*** PROVIDED ENTRIES
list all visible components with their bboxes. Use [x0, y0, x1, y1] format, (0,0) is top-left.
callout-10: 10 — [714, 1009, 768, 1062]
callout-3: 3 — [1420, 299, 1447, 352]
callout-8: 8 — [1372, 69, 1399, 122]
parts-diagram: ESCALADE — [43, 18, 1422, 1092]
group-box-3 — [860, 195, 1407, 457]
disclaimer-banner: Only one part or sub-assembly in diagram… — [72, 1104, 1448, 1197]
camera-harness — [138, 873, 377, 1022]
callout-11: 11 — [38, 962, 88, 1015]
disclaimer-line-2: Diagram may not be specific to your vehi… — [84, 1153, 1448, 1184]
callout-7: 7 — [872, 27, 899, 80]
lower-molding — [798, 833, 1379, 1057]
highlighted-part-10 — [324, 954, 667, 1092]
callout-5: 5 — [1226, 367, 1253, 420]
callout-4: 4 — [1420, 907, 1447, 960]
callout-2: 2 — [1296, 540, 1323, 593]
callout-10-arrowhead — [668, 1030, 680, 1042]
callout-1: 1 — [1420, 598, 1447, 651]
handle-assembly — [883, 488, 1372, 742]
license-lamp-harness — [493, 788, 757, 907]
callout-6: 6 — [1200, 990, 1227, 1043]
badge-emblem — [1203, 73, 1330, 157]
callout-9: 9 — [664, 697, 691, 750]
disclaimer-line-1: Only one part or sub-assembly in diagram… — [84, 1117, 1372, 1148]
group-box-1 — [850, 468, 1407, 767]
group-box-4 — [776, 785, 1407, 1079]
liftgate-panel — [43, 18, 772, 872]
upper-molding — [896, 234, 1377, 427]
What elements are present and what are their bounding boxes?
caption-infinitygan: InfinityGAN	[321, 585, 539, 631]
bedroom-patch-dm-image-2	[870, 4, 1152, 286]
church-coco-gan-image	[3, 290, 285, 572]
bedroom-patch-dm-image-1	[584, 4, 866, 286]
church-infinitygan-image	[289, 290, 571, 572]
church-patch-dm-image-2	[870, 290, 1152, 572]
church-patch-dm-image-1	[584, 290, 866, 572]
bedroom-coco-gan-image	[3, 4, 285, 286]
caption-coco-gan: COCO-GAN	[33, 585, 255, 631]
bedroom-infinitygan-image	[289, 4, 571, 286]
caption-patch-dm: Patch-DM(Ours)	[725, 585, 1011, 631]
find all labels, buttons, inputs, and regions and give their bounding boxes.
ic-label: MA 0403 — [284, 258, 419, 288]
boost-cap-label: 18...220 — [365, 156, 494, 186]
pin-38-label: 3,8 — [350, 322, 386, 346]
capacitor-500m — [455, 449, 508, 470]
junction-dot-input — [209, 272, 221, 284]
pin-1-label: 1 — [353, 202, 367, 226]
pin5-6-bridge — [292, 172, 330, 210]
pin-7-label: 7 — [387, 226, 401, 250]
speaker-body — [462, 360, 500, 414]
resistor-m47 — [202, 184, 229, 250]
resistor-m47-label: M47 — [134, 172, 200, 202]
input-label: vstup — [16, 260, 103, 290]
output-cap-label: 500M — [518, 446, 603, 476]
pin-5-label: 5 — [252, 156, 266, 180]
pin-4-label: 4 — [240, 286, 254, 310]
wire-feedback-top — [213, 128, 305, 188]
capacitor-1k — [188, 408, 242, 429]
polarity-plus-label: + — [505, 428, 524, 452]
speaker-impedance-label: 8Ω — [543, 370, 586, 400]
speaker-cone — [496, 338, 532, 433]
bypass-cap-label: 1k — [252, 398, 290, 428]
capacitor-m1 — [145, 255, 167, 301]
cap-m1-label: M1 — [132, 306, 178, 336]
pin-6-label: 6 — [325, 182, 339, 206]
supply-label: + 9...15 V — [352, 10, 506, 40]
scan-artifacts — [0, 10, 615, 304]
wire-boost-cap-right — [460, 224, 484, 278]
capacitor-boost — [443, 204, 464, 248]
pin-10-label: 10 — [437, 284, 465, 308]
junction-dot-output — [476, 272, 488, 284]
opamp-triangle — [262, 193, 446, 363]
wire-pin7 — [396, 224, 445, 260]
******
GIVEN INSTRUCTION: Render these lines as a numbered list, leaving out any blank lines.

ANSWER TO THIS EXERCISE:
1. list all visible components with their bboxes. Use [x0, y0, x1, y1] format, (0,0) is top-left.
2. callout-10: 10 — [714, 1009, 768, 1062]
3. callout-3: 3 — [1420, 299, 1447, 352]
4. callout-8: 8 — [1372, 69, 1399, 122]
5. parts-diagram: ESCALADE — [43, 18, 1422, 1092]
6. group-box-3 — [860, 195, 1407, 457]
7. disclaimer-banner: Only one part or sub-assembly in diagram… — [72, 1104, 1448, 1197]
8. camera-harness — [138, 873, 377, 1022]
9. callout-11: 11 — [38, 962, 88, 1015]
10. disclaimer-line-2: Diagram may not be specific to your vehi… — [84, 1153, 1448, 1184]
11. callout-7: 7 — [872, 27, 899, 80]
12. lower-molding — [798, 833, 1379, 1057]
13. highlighted-part-10 — [324, 954, 667, 1092]
14. callout-5: 5 — [1226, 367, 1253, 420]
15. callout-4: 4 — [1420, 907, 1447, 960]
16. callout-2: 2 — [1296, 540, 1323, 593]
17. callout-10-arrowhead — [668, 1030, 680, 1042]
18. callout-1: 1 — [1420, 598, 1447, 651]
19. handle-assembly — [883, 488, 1372, 742]
20. license-lamp-harness — [493, 788, 757, 907]
21. callout-6: 6 — [1200, 990, 1227, 1043]
22. badge-emblem — [1203, 73, 1330, 157]
23. callout-9: 9 — [664, 697, 691, 750]
24. disclaimer-line-1: Only one part or sub-assembly in diagram… — [84, 1117, 1372, 1148]
25. group-box-1 — [850, 468, 1407, 767]
26. group-box-4 — [776, 785, 1407, 1079]
27. liftgate-panel — [43, 18, 772, 872]
28. upper-molding — [896, 234, 1377, 427]
29. What elements are present and what are their bounding boxes?
30. caption-infinitygan: InfinityGAN	[321, 585, 539, 631]
31. bedroom-patch-dm-image-2	[870, 4, 1152, 286]
32. church-coco-gan-image	[3, 290, 285, 572]
33. bedroom-patch-dm-image-1	[584, 4, 866, 286]
34. church-infinitygan-image	[289, 290, 571, 572]
35. church-patch-dm-image-2	[870, 290, 1152, 572]
36. church-patch-dm-image-1	[584, 290, 866, 572]
37. bedroom-coco-gan-image	[3, 4, 285, 286]
38. caption-coco-gan: COCO-GAN	[33, 585, 255, 631]
39. bedroom-infinitygan-image	[289, 4, 571, 286]
40. caption-patch-dm: Patch-DM(Ours)	[725, 585, 1011, 631]
41. find all labels, buttons, inputs, and regions and give their bounding boxes.
42. ic-label: MA 0403 — [284, 258, 419, 288]
43. boost-cap-label: 18...220 — [365, 156, 494, 186]
44. pin-38-label: 3,8 — [350, 322, 386, 346]
45. capacitor-500m — [455, 449, 508, 470]
46. junction-dot-input — [209, 272, 221, 284]
47. pin-1-label: 1 — [353, 202, 367, 226]
48. pin5-6-bridge — [292, 172, 330, 210]
49. pin-7-label: 7 — [387, 226, 401, 250]
50. speaker-body — [462, 360, 500, 414]
51. resistor-m47 — [202, 184, 229, 250]
52. resistor-m47-label: M47 — [134, 172, 200, 202]
53. input-label: vstup — [16, 260, 103, 290]
54. output-cap-label: 500M — [518, 446, 603, 476]
55. pin-5-label: 5 — [252, 156, 266, 180]
56. pin-4-label: 4 — [240, 286, 254, 310]
57. wire-feedback-top — [213, 128, 305, 188]
58. capacitor-1k — [188, 408, 242, 429]
59. polarity-plus-label: + — [505, 428, 524, 452]
60. speaker-impedance-label: 8Ω — [543, 370, 586, 400]
61. speaker-cone — [496, 338, 532, 433]
62. bypass-cap-label: 1k — [252, 398, 290, 428]
63. capacitor-m1 — [145, 255, 167, 301]
64. cap-m1-label: M1 — [132, 306, 178, 336]
65. pin-6-label: 6 — [325, 182, 339, 206]
66. supply-label: + 9...15 V — [352, 10, 506, 40]
67. scan-artifacts — [0, 10, 615, 304]
68. wire-boost-cap-right — [460, 224, 484, 278]
69. capacitor-boost — [443, 204, 464, 248]
70. pin-10-label: 10 — [437, 284, 465, 308]
71. junction-dot-output — [476, 272, 488, 284]
72. opamp-triangle — [262, 193, 446, 363]
73. wire-pin7 — [396, 224, 445, 260]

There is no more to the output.